Search the records below for the word "image". Pull out each line that has it.

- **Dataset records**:

▬▬▬▬▬▬▬▬▬▬

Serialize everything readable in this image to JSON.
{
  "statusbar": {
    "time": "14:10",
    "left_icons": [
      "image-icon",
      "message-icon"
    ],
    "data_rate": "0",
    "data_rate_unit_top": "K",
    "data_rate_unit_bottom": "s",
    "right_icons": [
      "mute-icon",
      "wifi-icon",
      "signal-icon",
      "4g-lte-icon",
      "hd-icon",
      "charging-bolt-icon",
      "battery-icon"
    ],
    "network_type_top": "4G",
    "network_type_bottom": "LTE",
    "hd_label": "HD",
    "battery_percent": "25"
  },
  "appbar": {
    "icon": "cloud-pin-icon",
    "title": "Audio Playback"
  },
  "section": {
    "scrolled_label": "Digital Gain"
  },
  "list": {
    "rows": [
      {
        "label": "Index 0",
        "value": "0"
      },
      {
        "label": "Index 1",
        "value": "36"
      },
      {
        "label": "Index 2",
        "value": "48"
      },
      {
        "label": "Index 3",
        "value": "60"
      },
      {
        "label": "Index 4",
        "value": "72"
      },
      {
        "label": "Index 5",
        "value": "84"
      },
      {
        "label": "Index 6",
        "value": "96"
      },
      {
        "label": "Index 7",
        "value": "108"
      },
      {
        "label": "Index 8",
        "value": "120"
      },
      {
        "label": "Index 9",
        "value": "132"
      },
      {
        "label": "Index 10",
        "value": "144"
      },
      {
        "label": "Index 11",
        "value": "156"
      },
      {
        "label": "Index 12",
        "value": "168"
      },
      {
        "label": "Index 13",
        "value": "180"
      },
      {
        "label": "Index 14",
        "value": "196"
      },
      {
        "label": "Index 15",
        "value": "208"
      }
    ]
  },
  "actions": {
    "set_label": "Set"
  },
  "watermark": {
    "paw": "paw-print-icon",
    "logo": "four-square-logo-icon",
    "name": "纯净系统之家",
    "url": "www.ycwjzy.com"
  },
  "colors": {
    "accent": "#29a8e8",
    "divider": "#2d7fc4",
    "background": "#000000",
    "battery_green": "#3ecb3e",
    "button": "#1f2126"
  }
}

▬▬▬▬▬▬▬▬▬▬

- **RESPONSE BELOW**:
Serialize everything readable in this image to JSON.
      "image-icon",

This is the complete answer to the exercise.